**TO DO**
Pick out every line holding the string "مأمورها" and copy it.

---- PROVIDED DATA

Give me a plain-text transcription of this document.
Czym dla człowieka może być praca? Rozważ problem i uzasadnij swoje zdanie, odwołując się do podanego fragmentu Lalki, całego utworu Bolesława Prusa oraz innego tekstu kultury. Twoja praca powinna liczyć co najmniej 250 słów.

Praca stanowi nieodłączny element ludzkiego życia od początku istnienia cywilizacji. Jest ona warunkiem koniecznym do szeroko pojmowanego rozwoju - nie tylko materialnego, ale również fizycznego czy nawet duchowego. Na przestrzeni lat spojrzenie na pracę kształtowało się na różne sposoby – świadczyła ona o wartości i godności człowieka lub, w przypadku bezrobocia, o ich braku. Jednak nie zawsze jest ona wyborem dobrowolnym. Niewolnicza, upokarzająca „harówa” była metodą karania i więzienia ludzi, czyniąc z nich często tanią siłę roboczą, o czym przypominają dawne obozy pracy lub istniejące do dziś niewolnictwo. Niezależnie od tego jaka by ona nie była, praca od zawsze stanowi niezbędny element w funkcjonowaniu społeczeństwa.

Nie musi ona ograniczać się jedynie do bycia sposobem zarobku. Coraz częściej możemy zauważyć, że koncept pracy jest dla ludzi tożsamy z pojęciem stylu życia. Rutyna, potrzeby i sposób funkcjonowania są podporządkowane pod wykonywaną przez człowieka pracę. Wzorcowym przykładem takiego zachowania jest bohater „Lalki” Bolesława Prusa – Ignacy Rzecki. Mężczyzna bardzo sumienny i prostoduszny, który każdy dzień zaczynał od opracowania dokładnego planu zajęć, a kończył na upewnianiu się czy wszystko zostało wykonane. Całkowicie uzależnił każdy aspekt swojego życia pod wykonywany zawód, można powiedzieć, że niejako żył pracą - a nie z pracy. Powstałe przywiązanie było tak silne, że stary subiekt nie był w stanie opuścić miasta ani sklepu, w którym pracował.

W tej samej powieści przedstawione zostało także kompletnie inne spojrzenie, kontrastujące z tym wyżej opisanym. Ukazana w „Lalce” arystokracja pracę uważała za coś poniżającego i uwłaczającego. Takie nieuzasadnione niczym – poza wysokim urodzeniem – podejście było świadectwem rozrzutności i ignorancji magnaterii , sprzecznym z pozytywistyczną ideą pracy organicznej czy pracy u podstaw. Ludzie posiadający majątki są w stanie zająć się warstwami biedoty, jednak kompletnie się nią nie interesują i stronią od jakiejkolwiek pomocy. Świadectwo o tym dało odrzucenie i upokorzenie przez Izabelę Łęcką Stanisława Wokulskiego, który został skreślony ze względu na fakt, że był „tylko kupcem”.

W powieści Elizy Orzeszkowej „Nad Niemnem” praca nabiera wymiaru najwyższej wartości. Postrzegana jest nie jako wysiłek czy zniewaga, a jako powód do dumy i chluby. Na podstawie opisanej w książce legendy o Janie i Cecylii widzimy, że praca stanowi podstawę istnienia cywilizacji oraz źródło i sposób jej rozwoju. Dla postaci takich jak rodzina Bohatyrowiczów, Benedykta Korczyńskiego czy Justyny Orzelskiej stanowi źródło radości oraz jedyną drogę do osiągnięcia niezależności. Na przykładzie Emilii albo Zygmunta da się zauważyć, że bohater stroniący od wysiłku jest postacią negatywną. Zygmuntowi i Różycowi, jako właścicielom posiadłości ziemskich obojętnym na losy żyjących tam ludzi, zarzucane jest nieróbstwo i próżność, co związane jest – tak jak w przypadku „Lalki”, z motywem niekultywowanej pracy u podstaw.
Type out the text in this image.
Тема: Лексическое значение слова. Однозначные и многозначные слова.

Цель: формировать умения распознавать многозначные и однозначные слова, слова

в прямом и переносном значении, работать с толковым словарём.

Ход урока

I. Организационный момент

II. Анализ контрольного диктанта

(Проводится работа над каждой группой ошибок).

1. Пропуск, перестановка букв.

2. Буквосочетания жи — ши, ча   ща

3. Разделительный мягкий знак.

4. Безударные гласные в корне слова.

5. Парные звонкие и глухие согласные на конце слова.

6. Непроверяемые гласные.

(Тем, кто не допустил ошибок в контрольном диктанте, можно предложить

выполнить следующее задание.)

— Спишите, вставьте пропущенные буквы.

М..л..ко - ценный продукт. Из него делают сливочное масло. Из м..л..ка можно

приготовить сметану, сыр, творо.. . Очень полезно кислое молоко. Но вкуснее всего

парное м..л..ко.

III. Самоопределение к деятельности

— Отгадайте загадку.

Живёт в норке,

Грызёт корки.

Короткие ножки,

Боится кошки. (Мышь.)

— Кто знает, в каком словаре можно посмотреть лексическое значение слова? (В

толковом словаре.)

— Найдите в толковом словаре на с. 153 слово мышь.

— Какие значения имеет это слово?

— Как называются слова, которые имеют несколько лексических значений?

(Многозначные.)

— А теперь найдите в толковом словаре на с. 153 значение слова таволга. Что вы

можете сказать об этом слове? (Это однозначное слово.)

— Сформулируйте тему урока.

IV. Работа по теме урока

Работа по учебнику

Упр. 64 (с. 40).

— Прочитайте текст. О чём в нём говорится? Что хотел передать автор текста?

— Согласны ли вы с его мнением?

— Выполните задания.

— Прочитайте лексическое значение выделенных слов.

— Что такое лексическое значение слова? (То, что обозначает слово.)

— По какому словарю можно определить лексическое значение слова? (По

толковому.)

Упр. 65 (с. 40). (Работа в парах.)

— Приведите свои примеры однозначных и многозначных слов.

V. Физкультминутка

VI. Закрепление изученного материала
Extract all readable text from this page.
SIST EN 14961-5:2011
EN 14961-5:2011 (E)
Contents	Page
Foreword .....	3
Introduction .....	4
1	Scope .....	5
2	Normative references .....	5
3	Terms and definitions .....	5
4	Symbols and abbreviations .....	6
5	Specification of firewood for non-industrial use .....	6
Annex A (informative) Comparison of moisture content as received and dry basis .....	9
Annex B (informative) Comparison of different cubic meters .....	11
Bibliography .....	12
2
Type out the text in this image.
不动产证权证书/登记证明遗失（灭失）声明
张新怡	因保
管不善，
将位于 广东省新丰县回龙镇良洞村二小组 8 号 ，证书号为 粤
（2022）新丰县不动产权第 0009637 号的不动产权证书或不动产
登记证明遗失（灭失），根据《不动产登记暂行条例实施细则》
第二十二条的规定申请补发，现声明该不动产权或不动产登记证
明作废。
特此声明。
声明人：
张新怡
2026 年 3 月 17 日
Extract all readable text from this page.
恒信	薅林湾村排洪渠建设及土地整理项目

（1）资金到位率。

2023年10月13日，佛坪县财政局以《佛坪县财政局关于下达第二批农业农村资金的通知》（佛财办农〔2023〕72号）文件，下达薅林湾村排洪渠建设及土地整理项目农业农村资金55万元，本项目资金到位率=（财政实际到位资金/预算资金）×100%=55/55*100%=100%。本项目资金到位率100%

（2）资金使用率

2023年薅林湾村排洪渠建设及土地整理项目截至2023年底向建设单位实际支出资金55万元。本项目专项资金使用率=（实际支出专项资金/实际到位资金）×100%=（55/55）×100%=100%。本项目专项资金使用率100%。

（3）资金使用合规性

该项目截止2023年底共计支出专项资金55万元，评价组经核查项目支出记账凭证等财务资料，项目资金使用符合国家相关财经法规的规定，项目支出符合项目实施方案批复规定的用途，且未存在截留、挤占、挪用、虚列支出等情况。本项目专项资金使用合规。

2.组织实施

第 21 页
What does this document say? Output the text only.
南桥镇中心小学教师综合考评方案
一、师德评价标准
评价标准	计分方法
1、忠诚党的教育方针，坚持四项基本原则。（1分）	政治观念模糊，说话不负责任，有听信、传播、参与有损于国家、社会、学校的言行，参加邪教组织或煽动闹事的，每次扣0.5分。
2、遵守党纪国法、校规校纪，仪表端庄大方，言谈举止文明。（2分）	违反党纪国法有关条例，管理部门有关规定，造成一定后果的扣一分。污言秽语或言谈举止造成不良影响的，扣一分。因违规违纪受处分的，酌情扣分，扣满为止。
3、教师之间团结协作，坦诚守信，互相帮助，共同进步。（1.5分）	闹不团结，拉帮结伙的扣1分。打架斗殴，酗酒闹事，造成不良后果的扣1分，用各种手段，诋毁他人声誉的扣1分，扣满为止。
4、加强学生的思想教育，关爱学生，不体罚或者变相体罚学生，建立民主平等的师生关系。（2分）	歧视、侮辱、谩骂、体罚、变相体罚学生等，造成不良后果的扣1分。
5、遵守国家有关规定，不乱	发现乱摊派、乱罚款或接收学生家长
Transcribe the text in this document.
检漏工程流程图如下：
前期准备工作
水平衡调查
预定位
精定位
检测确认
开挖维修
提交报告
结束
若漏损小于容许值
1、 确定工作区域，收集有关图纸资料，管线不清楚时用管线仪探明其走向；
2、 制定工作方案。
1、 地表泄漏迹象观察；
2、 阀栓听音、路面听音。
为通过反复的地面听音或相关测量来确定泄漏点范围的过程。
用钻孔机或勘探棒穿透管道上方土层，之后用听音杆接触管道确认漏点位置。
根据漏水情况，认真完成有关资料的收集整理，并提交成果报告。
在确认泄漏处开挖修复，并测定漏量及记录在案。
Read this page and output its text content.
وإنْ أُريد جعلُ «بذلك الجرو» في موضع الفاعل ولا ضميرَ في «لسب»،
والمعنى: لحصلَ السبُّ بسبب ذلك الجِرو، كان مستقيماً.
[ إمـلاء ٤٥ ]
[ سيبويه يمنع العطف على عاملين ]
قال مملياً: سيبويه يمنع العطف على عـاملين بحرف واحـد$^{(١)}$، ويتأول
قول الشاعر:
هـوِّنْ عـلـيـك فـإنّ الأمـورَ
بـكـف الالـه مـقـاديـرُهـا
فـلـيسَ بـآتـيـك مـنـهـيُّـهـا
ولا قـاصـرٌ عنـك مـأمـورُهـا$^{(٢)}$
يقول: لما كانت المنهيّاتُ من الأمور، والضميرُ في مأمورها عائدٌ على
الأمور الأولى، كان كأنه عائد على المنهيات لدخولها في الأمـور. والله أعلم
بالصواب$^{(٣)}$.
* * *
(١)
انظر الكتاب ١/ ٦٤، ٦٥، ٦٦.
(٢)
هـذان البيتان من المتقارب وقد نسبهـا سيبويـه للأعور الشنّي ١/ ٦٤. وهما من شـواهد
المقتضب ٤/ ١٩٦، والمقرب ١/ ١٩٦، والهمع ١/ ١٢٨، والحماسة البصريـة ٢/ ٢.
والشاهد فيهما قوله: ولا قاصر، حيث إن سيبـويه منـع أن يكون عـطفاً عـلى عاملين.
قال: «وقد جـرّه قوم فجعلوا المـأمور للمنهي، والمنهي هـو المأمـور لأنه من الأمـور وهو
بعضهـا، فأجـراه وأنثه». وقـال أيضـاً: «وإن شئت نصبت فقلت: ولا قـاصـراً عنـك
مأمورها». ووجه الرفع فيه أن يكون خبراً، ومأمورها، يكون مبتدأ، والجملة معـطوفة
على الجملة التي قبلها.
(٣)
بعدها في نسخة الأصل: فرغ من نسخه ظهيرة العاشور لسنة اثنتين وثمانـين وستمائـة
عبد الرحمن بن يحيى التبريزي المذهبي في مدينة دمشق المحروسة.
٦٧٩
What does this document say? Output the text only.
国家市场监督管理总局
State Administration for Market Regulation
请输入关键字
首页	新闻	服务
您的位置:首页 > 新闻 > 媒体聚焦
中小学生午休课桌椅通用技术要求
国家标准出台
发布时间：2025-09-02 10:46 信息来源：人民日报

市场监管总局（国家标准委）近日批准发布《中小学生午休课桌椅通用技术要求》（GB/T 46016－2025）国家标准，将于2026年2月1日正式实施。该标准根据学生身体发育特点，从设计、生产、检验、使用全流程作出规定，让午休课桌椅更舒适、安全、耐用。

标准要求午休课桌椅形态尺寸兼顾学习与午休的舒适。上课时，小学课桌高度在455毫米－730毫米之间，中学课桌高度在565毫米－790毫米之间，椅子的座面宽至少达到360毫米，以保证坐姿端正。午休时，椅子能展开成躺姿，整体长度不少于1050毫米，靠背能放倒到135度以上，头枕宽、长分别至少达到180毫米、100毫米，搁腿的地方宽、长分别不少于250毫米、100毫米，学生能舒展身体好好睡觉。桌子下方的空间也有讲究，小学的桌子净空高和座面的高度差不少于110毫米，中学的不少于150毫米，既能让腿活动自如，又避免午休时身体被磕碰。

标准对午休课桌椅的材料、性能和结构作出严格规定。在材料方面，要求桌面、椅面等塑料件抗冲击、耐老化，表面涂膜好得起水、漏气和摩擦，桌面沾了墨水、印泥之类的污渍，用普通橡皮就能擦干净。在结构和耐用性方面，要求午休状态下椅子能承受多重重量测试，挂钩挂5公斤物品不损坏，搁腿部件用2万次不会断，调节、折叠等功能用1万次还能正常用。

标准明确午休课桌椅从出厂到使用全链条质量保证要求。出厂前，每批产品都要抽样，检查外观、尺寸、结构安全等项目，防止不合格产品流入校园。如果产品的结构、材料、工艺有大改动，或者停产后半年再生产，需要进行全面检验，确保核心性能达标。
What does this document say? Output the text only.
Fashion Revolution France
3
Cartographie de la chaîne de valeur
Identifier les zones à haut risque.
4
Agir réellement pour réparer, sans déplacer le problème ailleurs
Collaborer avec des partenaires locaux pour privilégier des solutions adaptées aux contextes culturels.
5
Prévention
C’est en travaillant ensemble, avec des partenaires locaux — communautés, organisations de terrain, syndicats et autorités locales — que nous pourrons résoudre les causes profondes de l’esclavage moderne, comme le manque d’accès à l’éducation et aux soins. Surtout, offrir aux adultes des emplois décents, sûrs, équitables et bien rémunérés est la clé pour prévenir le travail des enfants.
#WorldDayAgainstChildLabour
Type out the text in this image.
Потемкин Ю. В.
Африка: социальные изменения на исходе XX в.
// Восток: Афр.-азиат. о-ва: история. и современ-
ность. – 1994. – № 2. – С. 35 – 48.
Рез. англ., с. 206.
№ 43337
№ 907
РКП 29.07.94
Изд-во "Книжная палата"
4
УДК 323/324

--------

**TASK RESPONSE**
يقول: لما كانت المنهيّاتُ من الأمور، والضميرُ في مأمورها عائدٌ على
مأمورها». ووجه الرفع فيه أن يكون خبراً، ومأمورها، يكون مبتدأ، والجملة معـطوفة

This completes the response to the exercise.